── Input rows ──

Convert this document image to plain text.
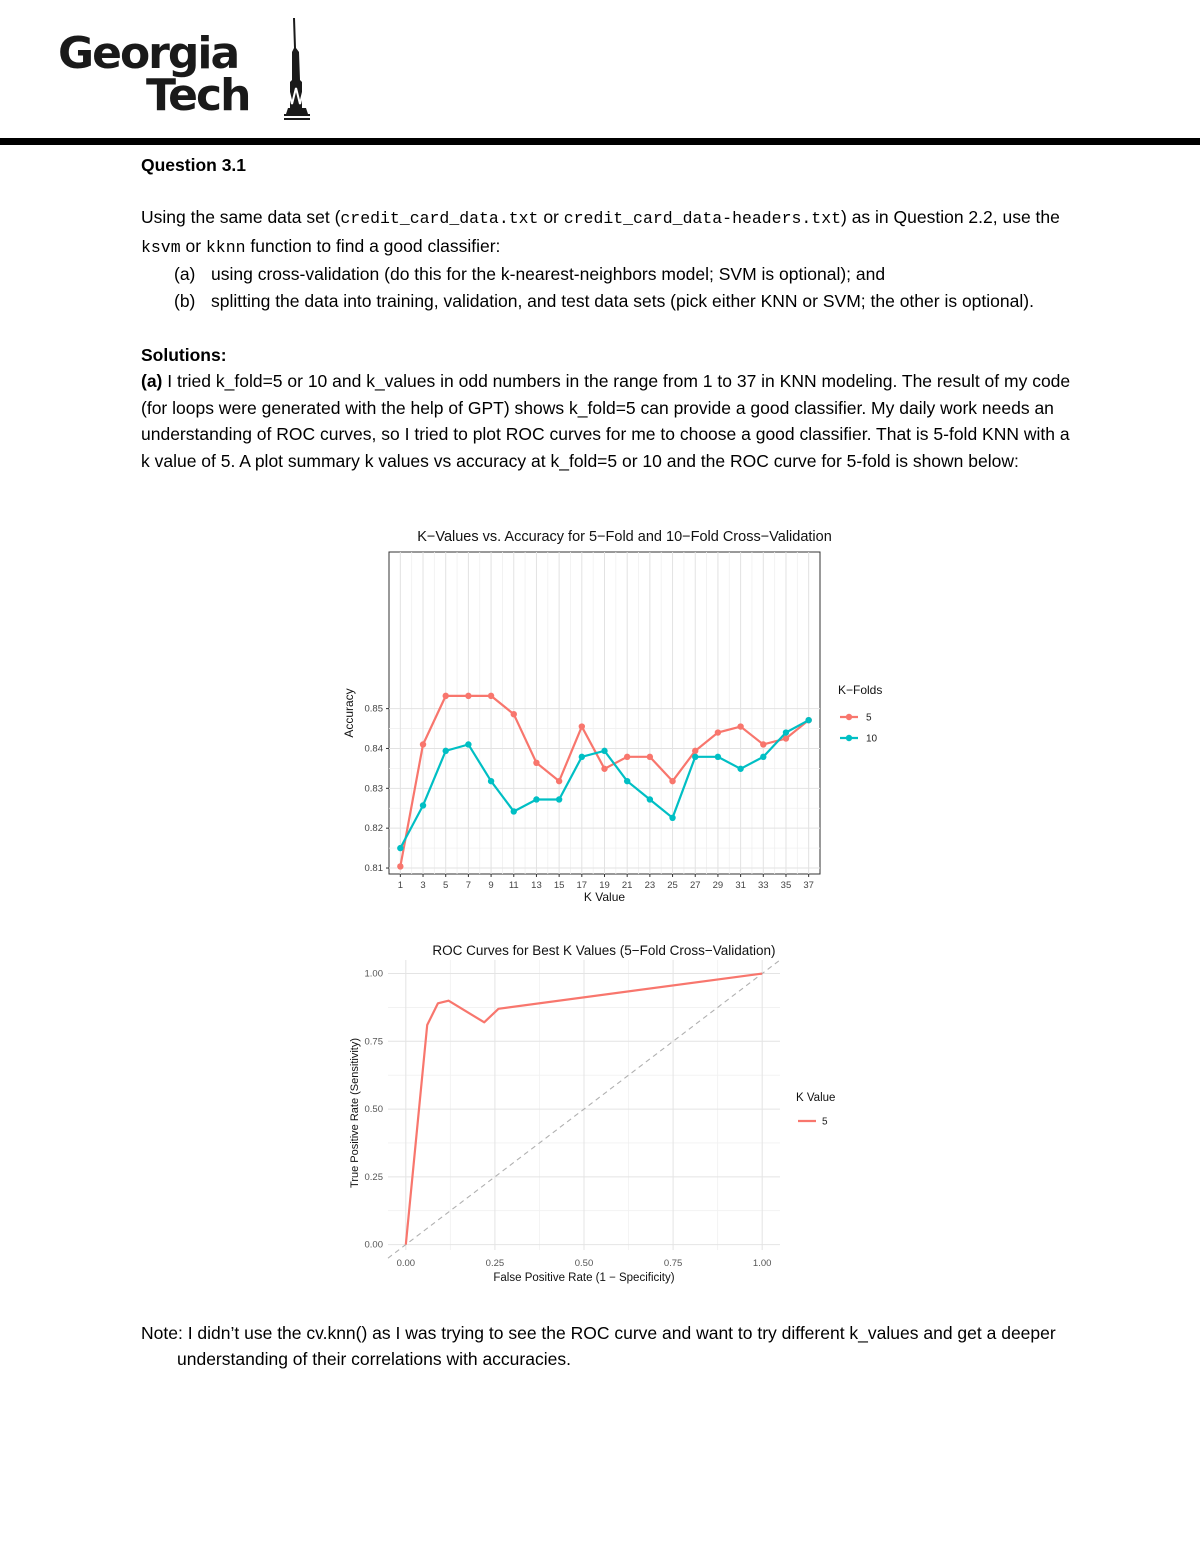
Georgia
Tech

Question 3.1

Using the same data set (credit_card_data.txt or credit_card_data-headers.txt) as in Question 2.2, use the ksvm or kknn function to find a good classifier:

(a) using cross-validation (do this for the k-nearest-neighbors model; SVM is optional); and

(b) splitting the data into training, validation, and test data sets (pick either KNN or SVM; the other is optional).

Solutions:

(a) I tried k_fold=5 or 10 and k_values in odd numbers in the range from 1 to 37 in KNN modeling. The result of my code (for loops were generated with the help of GPT) shows k_fold=5 can provide a good classifier. My daily work needs an understanding of ROC curves, so I tried to plot ROC curves for me to choose a good classifier. That is 5-fold KNN with a k value of 5. A plot summary k values vs accuracy at k_fold=5 or 10 and the ROC curve for 5-fold is shown below:

K−Values vs. Accuracy for 5−Fold and 10−Fold Cross−Validation
0.81
0.82
0.83
0.84
0.85
1 3 5 7 9 11 13 15 17 19 21 23 25 27 29 31 33 35 37
K Value
Accuracy	K−Folds
5
10
ROC Curves for Best K Values (5−Fold Cross−Validation)
0.00	0.25	0.50	0.75	1.00
0.00
0.25
0.50
0.75
1.00
False Positive Rate (1 − Specificity)
True Positive Rate (Sensitivity)	K Value
5

Note: I didn’t use the cv.knn() as I was trying to see the ROC curve and want to try different k_values and get a deeper understanding of their correlations with accuracies.
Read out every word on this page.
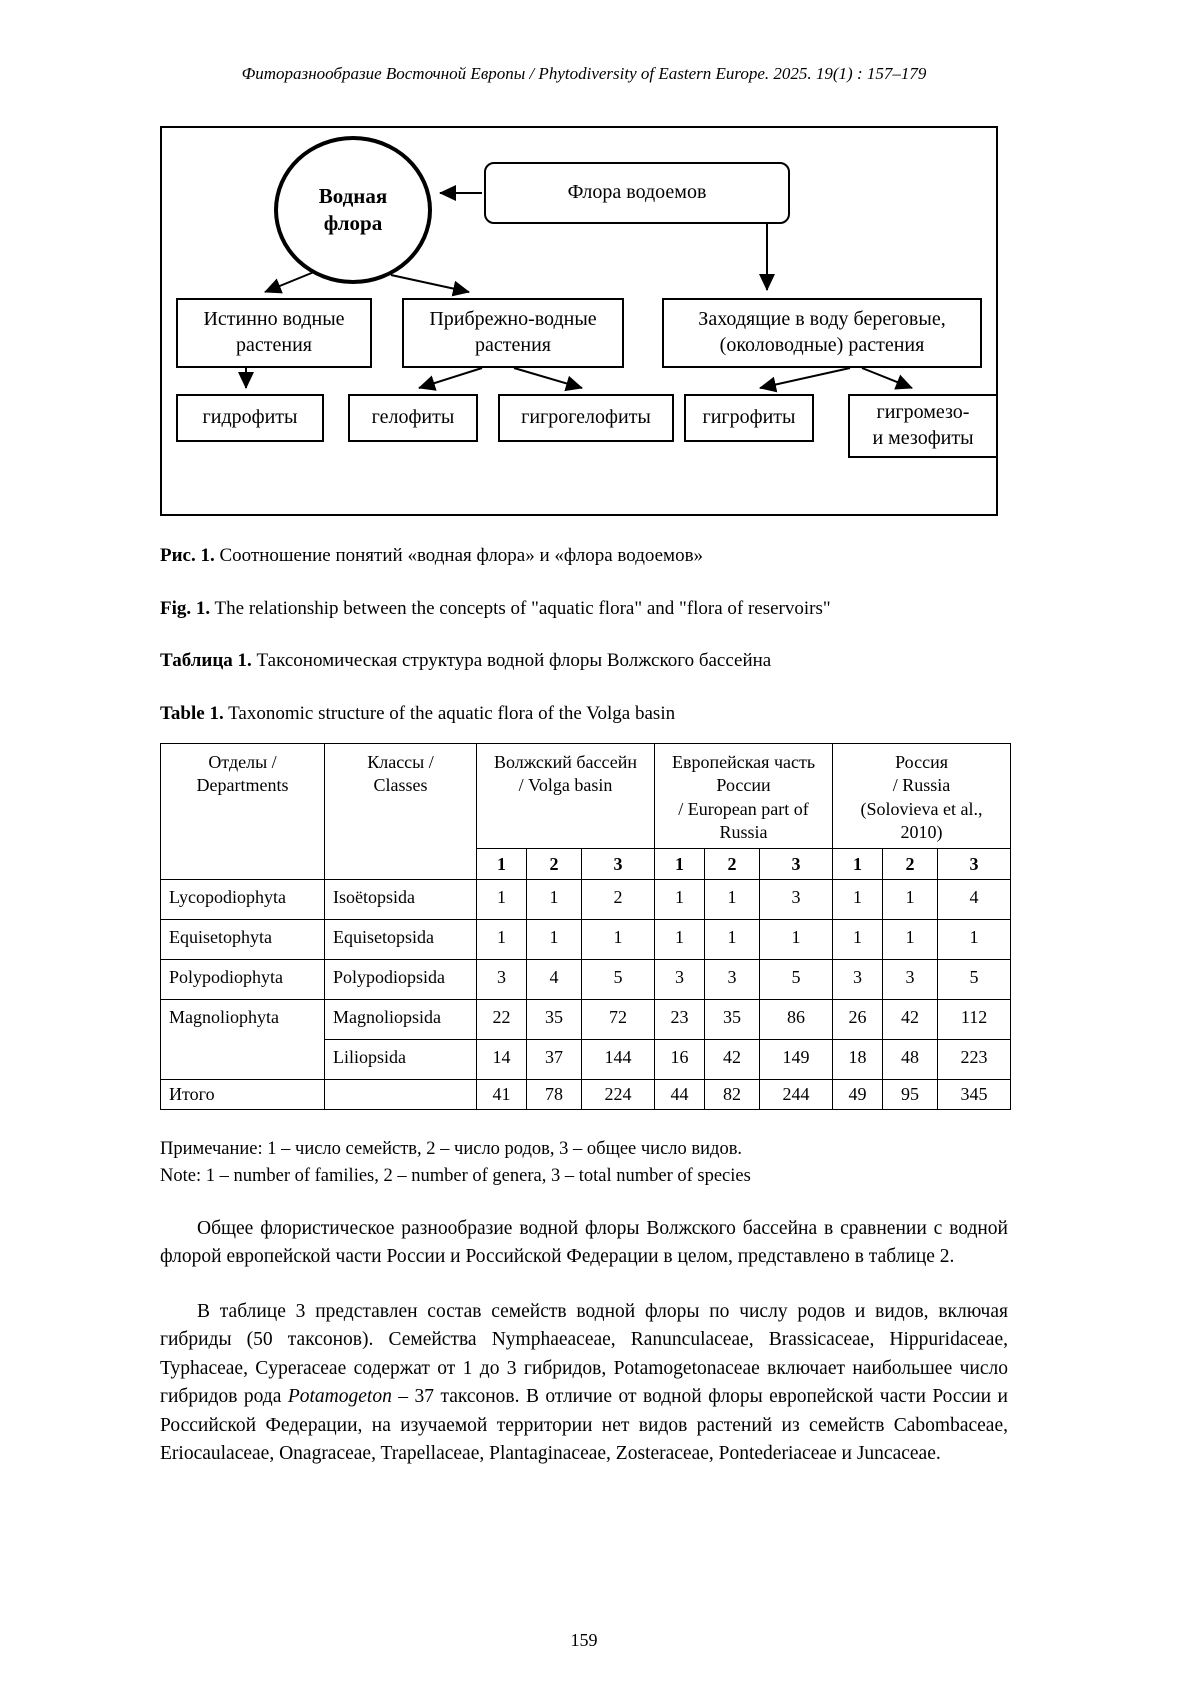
Фиторазнообразие Восточной Европы / Phytodiversity of Eastern Europe. 2025. 19(1) : 157–179
Водная
флора
Флора водоемов
Истинно водные
растения
Прибрежно-водные
растения
Заходящие в воду береговые,
(околоводные) растения
гидрофиты	гелофиты	гигрогелофиты	гигрофиты	гигромезо-
и мезофиты

Рис. 1. Соотношение понятий «водная флора» и «флора водоемов»

Fig. 1. The relationship between the concepts of "aquatic flora" and "flora of reservoirs"

Таблица 1. Таксономическая структура водной флоры Волжского бассейна

Table 1. Taxonomic structure of the aquatic flora of the Volga basin

Отделы /
Departments	Классы /
Classes	Волжский бассейн
/ Volga basin			Европейская часть
России
/ European part of
Russia			Россия
/ Russia
(Solovieva et al.,
2010)		
		1	2	3	1	2	3	1	2	3
Lycopodiophyta	Isoëtopsida	1	1	2	1	1	3	1	1	4
Equisetophyta	Equisetopsida	1	1	1	1	1	1	1	1	1
Polypodiophyta	Polypodiopsida	3	4	5	3	3	5	3	3	5
Magnoliophyta	Magnoliopsida	22	35	72	23	35	86	26	42	112
	Liliopsida	14	37	144	16	42	149	18	48	223
Итого		41	78	224	44	82	244	49	95	345
Примечание: 1 – число семейств, 2 – число родов, 3 – общее число видов.
Note: 1 – number of families, 2 – number of genera, 3 – total number of species

Общее флористическое разнообразие водной флоры Волжского бассейна в сравнении с водной флорой европейской части России и Российской Федерации в целом, представлено в таблице 2.

В таблице 3 представлен состав семейств водной флоры по числу родов и видов, включая гибриды (50 таксонов). Семейства Nymphaeaceae, Ranunculaceae, Brassicaceae, Hippuridaceae, Typhaceae, Cyperaceae содержат от 1 до 3 гибридов, Potamogetonaceae включает наибольшее число гибридов рода Potamogeton – 37 таксонов. В отличие от водной флоры европейской части России и Российской Федерации, на изучаемой территории нет видов растений из семейств Cabombaceae, Eriocaulaceae, Onagraceae, Trapellaceae, Plantaginaceae, Zosteraceae, Pontederiaceae и Juncaceae.

159
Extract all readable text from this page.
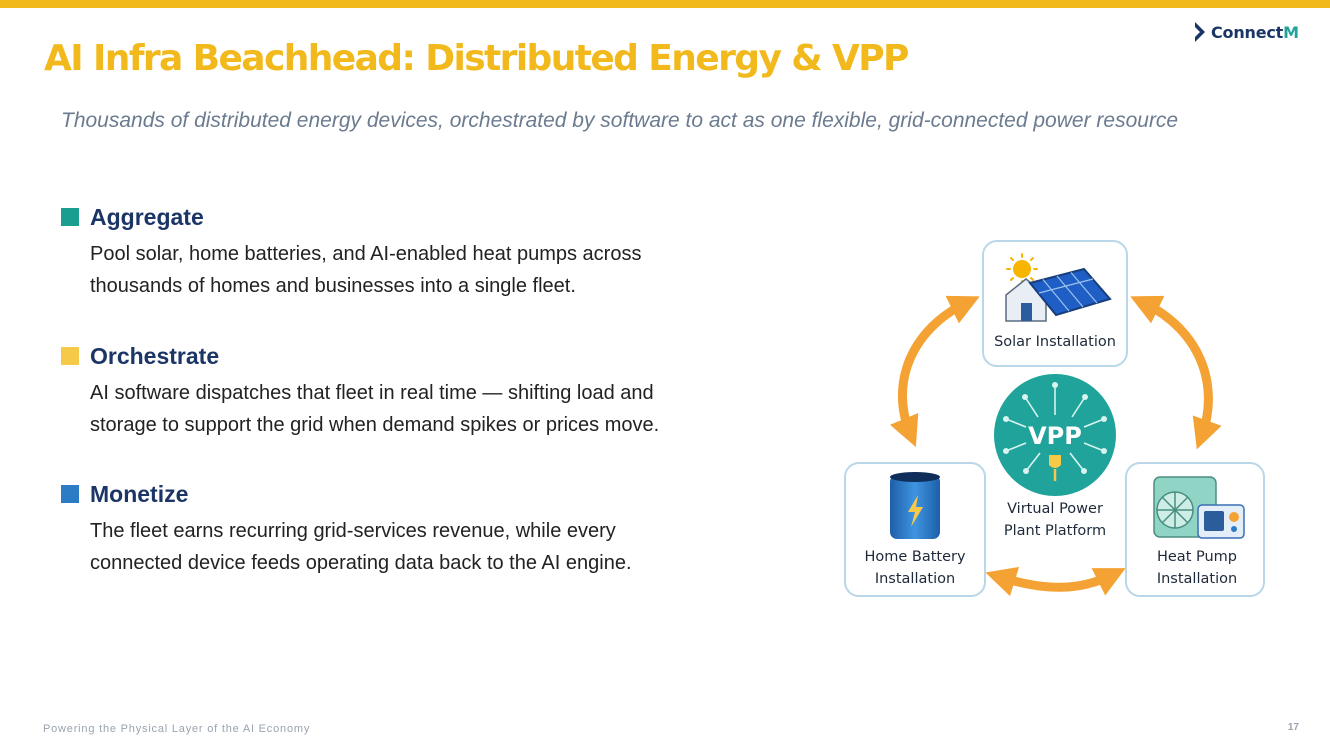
ConnectM
AI Infra Beachhead: Distributed Energy & VPP

Thousands of distributed energy devices, orchestrated by software to act as one flexible, grid-connected power resource

Aggregate
Pool solar, home batteries, and AI-enabled heat pumps across
thousands of homes and businesses into a single fleet.
Orchestrate
AI software dispatches that fleet in real time — shifting load and
storage to support the grid when demand spikes or prices move.
Monetize
The fleet earns recurring grid-services revenue, while every
connected device feeds operating data back to the AI engine.
Solar Installation
VPP
Virtual Power
Plant Platform
Home Battery
Installation
Heat Pump
Installation
Powering the Physical Layer of the AI Economy	17
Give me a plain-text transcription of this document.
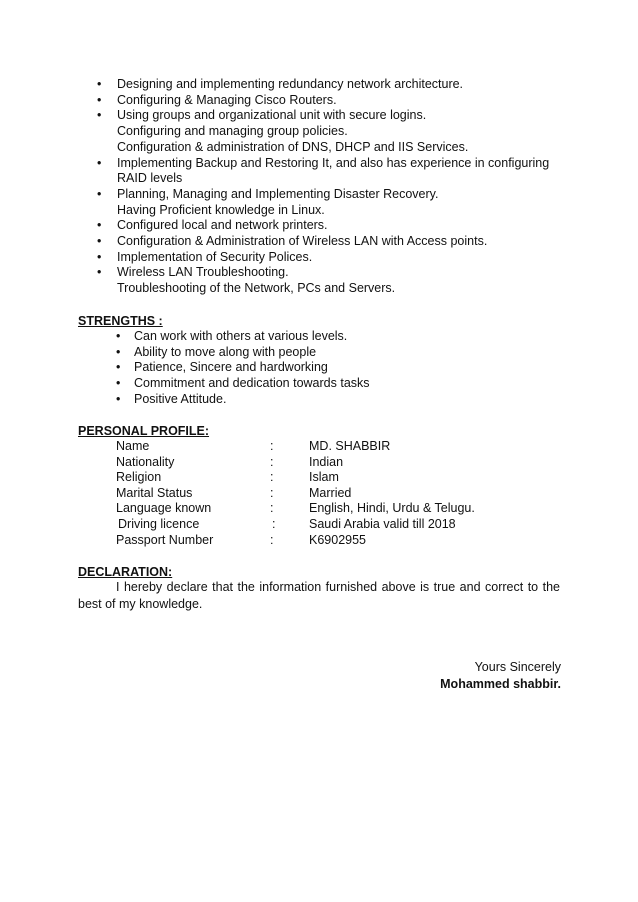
• Designing and implementing redundancy network architecture.
• Configuring & Managing Cisco Routers.
• Using groups and organizational unit with secure logins.
Configuring and managing group policies.
Configuration & administration of DNS, DHCP and IIS Services.
• Implementing Backup and Restoring It, and also has experience in configuring RAID levels
• Planning, Managing and Implementing Disaster Recovery.
Having Proficient knowledge in Linux.
• Configured local and network printers.
• Configuration & Administration of Wireless LAN with Access points.
• Implementation of Security Polices.
• Wireless LAN Troubleshooting.
Troubleshooting of the Network, PCs and Servers.
STRENGTHS :
• Can work with others at various levels.
• Ability to move along with people
• Patience, Sincere and hardworking
• Commitment and dedication towards tasks
• Positive Attitude.
PERSONAL PROFILE:
Name	:	MD. SHABBIR
Nationality	:	Indian
Religion	:	Islam
Marital Status	:	Married
Language known	:	English, Hindi, Urdu & Telugu.
Driving licence	:	Saudi Arabia valid till 2018
Passport Number	:	K6902955
DECLARATION:
I hereby declare that the information furnished above is true and correct to the best of my knowledge.
Yours Sincerely
Mohammed shabbir.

───

Omit the pictures and output all of the other material exactly.

Convert this document image to plain text.
Georgia
Tech

Question 3.1

Using the same data set (credit_card_data.txt or credit_card_data-headers.txt) as in Question 2.2, use the ksvm or kknn function to find a good classifier:

(a) using cross-validation (do this for the k-nearest-neighbors model; SVM is optional); and

(b) splitting the data into training, validation, and test data sets (pick either KNN or SVM; the other is optional).

Solutions:

(a) I tried k_fold=5 or 10 and k_values in odd numbers in the range from 1 to 37 in KNN modeling. The result of my code (for loops were generated with the help of GPT) shows k_fold=5 can provide a good classifier. My daily work needs an understanding of ROC curves, so I tried to plot ROC curves for me to choose a good classifier. That is 5-fold KNN with a k value of 5. A plot summary k values vs accuracy at k_fold=5 or 10 and the ROC curve for 5-fold is shown below:

K−Values vs. Accuracy for 5−Fold and 10−Fold Cross−Validation
0.81
0.82
0.83
0.84
0.85
1 3 5 7 9 11 13 15 17 19 21 23 25 27 29 31 33 35 37
K Value
Accuracy	K−Folds
5
10
ROC Curves for Best K Values (5−Fold Cross−Validation)
0.00	0.25	0.50	0.75	1.00
0.00
0.25
0.50
0.75
1.00
False Positive Rate (1 − Specificity)
True Positive Rate (Sensitivity)	K Value
5

Note: I didn’t use the cv.knn() as I was trying to see the ROC curve and want to try different k_values and get a deeper understanding of their correlations with accuracies.
Read out every word on this page.
Фиторазнообразие Восточной Европы / Phytodiversity of Eastern Europe. 2025. 19(1) : 157–179
Водная
флора
Флора водоемов
Истинно водные
растения
Прибрежно-водные
растения
Заходящие в воду береговые,
(околоводные) растения
гидрофиты	гелофиты	гигрогелофиты	гигрофиты	гигромезо-
и мезофиты

Рис. 1. Соотношение понятий «водная флора» и «флора водоемов»

Fig. 1. The relationship between the concepts of "aquatic flora" and "flora of reservoirs"

Таблица 1. Таксономическая структура водной флоры Волжского бассейна

Table 1. Taxonomic structure of the aquatic flora of the Volga basin

Отделы /
Departments	Классы /
Classes	Волжский бассейн
/ Volga basin			Европейская часть
России
/ European part of
Russia			Россия
/ Russia
(Solovieva et al.,
2010)		
		1	2	3	1	2	3	1	2	3
Lycopodiophyta	Isoëtopsida	1	1	2	1	1	3	1	1	4
Equisetophyta	Equisetopsida	1	1	1	1	1	1	1	1	1
Polypodiophyta	Polypodiopsida	3	4	5	3	3	5	3	3	5
Magnoliophyta	Magnoliopsida	22	35	72	23	35	86	26	42	112
	Liliopsida	14	37	144	16	42	149	18	48	223
Итого		41	78	224	44	82	244	49	95	345
Примечание: 1 – число семейств, 2 – число родов, 3 – общее число видов.
Note: 1 – number of families, 2 – number of genera, 3 – total number of species

Общее флористическое разнообразие водной флоры Волжского бассейна в сравнении с водной флорой европейской части России и Российской Федерации в целом, представлено в таблице 2.

В таблице 3 представлен состав семейств водной флоры по числу родов и видов, включая гибриды (50 таксонов). Семейства Nymphaeaceae, Ranunculaceae, Brassicaceae, Hippuridaceae, Typhaceae, Cyperaceae содержат от 1 до 3 гибридов, Potamogetonaceae включает наибольшее число гибридов рода Potamogeton – 37 таксонов. В отличие от водной флоры европейской части России и Российской Федерации, на изучаемой территории нет видов растений из семейств Cabombaceae, Eriocaulaceae, Onagraceae, Trapellaceae, Plantaginaceae, Zosteraceae, Pontederiaceae и Juncaceae.

159
Extract all readable text from this page.
ConnectM
AI Infra Beachhead: Distributed Energy & VPP

Thousands of distributed energy devices, orchestrated by software to act as one flexible, grid-connected power resource

Aggregate
Pool solar, home batteries, and AI-enabled heat pumps across
thousands of homes and businesses into a single fleet.
Orchestrate
AI software dispatches that fleet in real time — shifting load and
storage to support the grid when demand spikes or prices move.
Monetize
The fleet earns recurring grid-services revenue, while every
connected device feeds operating data back to the AI engine.
Solar Installation
VPP
Virtual Power
Plant Platform
Home Battery
Installation
Heat Pump
Installation
Powering the Physical Layer of the AI Economy	17
Give me a plain-text transcription of this document.
• Designing and implementing redundancy network architecture.
• Configuring & Managing Cisco Routers.
• Using groups and organizational unit with secure logins.
Configuring and managing group policies.
Configuration & administration of DNS, DHCP and IIS Services.
• Implementing Backup and Restoring It, and also has experience in configuring RAID levels
• Planning, Managing and Implementing Disaster Recovery.
Having Proficient knowledge in Linux.
• Configured local and network printers.
• Configuration & Administration of Wireless LAN with Access points.
• Implementation of Security Polices.
• Wireless LAN Troubleshooting.
Troubleshooting of the Network, PCs and Servers.
STRENGTHS :
• Can work with others at various levels.
• Ability to move along with people
• Patience, Sincere and hardworking
• Commitment and dedication towards tasks
• Positive Attitude.
PERSONAL PROFILE:
Name	:	MD. SHABBIR
Nationality	:	Indian
Religion	:	Islam
Marital Status	:	Married
Language known	:	English, Hindi, Urdu & Telugu.
Driving licence	:	Saudi Arabia valid till 2018
Passport Number	:	K6902955
DECLARATION:
I hereby declare that the information furnished above is true and correct to the best of my knowledge.
Yours Sincerely
Mohammed shabbir.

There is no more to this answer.